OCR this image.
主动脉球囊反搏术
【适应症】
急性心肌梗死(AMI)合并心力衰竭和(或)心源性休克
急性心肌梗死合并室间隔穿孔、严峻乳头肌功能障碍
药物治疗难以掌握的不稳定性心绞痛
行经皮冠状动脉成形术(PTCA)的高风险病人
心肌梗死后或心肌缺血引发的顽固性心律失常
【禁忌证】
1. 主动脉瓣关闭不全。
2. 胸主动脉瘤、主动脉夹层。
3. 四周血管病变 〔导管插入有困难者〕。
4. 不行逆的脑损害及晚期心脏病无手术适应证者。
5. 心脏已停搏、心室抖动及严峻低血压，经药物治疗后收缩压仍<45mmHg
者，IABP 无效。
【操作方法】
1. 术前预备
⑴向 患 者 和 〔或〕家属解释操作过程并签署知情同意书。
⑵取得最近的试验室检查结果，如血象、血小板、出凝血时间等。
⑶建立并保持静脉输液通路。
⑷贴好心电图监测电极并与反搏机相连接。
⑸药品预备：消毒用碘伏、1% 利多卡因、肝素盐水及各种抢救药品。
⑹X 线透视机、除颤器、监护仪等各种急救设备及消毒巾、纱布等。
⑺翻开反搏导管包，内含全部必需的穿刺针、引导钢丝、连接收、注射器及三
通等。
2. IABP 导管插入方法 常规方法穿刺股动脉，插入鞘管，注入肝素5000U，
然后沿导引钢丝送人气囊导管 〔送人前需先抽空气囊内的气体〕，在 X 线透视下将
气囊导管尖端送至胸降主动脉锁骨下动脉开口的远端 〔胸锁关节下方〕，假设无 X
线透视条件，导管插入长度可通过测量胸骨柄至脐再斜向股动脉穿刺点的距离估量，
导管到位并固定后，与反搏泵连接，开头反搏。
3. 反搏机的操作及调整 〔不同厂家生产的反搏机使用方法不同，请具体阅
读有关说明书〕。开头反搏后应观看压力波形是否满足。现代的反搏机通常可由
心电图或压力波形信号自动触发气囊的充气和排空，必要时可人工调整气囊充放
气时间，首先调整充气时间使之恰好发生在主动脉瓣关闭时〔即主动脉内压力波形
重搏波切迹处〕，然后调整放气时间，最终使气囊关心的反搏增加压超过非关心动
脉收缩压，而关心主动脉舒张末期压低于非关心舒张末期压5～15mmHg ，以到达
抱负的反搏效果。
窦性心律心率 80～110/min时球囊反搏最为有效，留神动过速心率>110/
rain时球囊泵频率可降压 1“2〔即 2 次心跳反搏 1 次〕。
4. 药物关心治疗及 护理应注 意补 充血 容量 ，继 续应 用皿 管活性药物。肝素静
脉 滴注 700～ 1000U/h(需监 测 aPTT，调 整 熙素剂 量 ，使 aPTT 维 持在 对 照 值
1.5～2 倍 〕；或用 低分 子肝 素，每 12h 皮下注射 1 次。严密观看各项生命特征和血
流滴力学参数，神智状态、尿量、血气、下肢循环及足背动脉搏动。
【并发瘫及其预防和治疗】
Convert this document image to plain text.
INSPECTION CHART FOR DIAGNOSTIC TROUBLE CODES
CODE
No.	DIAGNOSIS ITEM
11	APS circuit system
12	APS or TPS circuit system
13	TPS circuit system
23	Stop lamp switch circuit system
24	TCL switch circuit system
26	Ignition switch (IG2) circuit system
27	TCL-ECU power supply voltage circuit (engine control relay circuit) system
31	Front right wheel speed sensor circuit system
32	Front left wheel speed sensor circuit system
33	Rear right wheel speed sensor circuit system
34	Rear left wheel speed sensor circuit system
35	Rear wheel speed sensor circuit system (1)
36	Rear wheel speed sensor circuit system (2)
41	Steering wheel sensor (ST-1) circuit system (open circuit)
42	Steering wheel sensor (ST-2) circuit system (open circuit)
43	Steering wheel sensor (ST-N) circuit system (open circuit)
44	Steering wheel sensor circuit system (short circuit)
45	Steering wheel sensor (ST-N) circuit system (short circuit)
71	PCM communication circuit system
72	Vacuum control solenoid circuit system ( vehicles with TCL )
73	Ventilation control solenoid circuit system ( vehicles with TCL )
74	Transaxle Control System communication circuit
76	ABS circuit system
_ _ _ _ _ _ _
→ **Required task**
From the data above, copy out every line with the string "Rear" in it.

→ **Reply to the task**
33	Rear right wheel speed sensor circuit system
34	Rear left wheel speed sensor circuit system
35	Rear wheel speed sensor circuit system (1)
36	Rear wheel speed sensor circuit system (2)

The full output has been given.